* _Your task_
Output all records precisely as written.

* _Input rows_
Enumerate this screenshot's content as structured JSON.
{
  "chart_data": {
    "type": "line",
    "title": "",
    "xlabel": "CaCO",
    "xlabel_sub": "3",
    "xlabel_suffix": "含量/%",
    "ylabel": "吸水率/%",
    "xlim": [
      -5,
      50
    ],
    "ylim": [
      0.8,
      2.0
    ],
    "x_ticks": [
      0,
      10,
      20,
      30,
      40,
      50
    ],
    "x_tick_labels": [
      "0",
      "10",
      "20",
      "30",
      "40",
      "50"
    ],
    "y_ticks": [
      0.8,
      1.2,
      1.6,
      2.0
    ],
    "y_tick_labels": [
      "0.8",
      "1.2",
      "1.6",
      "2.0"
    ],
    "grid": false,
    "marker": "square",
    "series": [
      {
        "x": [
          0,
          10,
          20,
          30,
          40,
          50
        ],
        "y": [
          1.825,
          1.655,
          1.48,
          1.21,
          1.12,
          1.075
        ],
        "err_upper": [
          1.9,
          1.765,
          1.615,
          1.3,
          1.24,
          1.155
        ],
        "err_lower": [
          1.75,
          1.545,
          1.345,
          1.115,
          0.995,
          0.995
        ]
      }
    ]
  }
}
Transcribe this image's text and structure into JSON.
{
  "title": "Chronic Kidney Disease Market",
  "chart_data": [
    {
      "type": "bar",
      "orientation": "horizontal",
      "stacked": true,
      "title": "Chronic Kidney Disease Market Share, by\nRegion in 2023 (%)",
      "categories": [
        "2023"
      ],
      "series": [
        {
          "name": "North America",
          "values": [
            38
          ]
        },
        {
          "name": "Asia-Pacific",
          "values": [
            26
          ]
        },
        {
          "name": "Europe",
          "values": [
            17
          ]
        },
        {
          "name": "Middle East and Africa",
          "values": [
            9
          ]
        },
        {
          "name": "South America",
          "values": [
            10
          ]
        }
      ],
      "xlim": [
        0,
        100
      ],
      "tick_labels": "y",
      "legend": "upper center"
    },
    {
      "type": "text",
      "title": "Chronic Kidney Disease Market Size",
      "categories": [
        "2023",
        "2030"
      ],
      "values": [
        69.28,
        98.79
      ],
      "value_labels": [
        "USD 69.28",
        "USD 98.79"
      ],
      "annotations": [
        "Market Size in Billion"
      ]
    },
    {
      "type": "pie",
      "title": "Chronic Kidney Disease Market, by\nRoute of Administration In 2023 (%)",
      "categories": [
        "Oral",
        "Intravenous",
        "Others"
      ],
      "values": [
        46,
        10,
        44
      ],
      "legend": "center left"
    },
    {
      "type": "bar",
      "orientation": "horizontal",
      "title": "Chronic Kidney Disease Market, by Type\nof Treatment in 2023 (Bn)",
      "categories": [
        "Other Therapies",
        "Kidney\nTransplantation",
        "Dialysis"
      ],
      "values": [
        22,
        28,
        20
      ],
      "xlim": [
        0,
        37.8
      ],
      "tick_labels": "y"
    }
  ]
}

* _The response_
Enumerate this screenshot's content as structured JSON.
{
  "chart_data": {
    "type": "line",
    "title": "",
    "xlabel": "CaCO",
    "xlabel_sub": "3",
    "xlabel_suffix": "含量/%",
    "ylabel": "吸水率/%",
    "xlim": [
      -5,
      50
    ],
    "ylim": [
      0.8,
      2.0
    ],
    "x_ticks": [
      0,
      10,
      20,
      30,
      40,
      50
    ],
    "x_tick_labels": [
      "0",
      "10",
      "20",
      "30",
      "40",
      "50"
    ],
    "y_ticks": [
      0.8,
      1.2,
      1.6,
      2.0
    ],
    "y_tick_labels": [
      "0.8",
      "1.2",
      "1.6",
      "2.0"
    ],
    "grid": false,
    "marker": "square",
    "series": [
      {
        "x": [
          0,
          10,
          20,
          30,
          40,
          50
        ],
        "y": [
          1.825,
          1.655,
          1.48,
          1.21,
          1.12,
          1.075
        ],
        "err_upper": [
          1.9,
          1.765,
          1.615,
          1.3,
          1.24,
          1.155
        ],
        "err_lower": [
          1.75,
          1.545,
          1.345,
          1.115,
          0.995,
          0.995
        ]
      }
    ]
  }
}
Transcribe this image's text and structure into JSON.
{
  "title": "Chronic Kidney Disease Market",
  "chart_data": [
    {
      "type": "bar",
      "orientation": "horizontal",
      "stacked": true,
      "title": "Chronic Kidney Disease Market Share, by\nRegion in 2023 (%)",
      "categories": [
        "2023"
      ],
      "series": [
        {
          "name": "North America",
          "values": [
            38
          ]
        },
        {
          "name": "Asia-Pacific",
          "values": [
            26
          ]
        },
        {
          "name": "Europe",
          "values": [
            17
          ]
        },
        {
          "name": "Middle East and Africa",
          "values": [
            9
          ]
        },
        {
          "name": "South America",
          "values": [
            10
          ]
        }
      ],
      "xlim": [
        0,
        100
      ],
      "tick_labels": "y",
      "legend": "upper center"
    },
    {
      "type": "text",
      "title": "Chronic Kidney Disease Market Size",
      "categories": [
        "2023",
        "2030"
      ],
      "values": [
        69.28,
        98.79
      ],
      "value_labels": [
        "USD 69.28",
        "USD 98.79"
      ],
      "annotations": [
        "Market Size in Billion"
      ]
    },
    {
      "type": "pie",
      "title": "Chronic Kidney Disease Market, by\nRoute of Administration In 2023 (%)",
      "categories": [
        "Oral",
        "Intravenous",
        "Others"
      ],
      "values": [
        46,
        10,
        44
      ],
      "legend": "center left"
    },
    {
      "type": "bar",
      "orientation": "horizontal",
      "title": "Chronic Kidney Disease Market, by Type\nof Treatment in 2023 (Bn)",
      "categories": [
        "Other Therapies",
        "Kidney\nTransplantation",
        "Dialysis"
      ],
      "values": [
        22,
        28,
        20
      ],
      "xlim": [
        0,
        37.8
      ],
      "tick_labels": "y"
    }
  ]
}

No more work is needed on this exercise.